WHAT IS REQUIRED:
Can you find the lines of the listing that include "title" and copy every one?

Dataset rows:
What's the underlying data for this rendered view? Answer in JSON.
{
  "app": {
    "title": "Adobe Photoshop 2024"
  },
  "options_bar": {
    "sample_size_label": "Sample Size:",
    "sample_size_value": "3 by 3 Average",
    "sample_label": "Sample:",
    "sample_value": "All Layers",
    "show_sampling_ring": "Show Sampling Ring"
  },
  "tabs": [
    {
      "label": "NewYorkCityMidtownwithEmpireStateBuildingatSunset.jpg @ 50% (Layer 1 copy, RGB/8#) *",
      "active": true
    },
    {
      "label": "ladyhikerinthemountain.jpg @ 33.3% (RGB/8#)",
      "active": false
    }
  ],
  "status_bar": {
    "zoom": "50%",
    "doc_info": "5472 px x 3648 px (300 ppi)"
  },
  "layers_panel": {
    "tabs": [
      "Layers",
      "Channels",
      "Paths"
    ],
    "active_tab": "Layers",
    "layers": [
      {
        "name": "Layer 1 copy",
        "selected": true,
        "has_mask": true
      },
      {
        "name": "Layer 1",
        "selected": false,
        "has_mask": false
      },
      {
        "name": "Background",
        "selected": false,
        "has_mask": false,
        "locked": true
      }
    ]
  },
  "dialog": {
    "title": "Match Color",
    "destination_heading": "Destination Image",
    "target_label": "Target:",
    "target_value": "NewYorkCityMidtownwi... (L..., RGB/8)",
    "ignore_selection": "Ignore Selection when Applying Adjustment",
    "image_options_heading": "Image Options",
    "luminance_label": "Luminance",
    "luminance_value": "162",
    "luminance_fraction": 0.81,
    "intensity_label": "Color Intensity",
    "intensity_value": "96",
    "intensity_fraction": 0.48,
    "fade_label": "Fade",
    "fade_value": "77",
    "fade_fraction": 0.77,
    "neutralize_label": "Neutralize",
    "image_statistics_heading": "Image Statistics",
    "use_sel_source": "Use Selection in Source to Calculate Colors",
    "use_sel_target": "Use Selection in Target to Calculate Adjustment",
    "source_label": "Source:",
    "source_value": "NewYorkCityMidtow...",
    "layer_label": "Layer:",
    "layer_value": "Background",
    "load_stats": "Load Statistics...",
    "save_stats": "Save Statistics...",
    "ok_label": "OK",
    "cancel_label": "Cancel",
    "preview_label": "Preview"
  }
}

FULL OUTPUT:
    "title": "Adobe Photoshop 2024"
    "title": "Match Color",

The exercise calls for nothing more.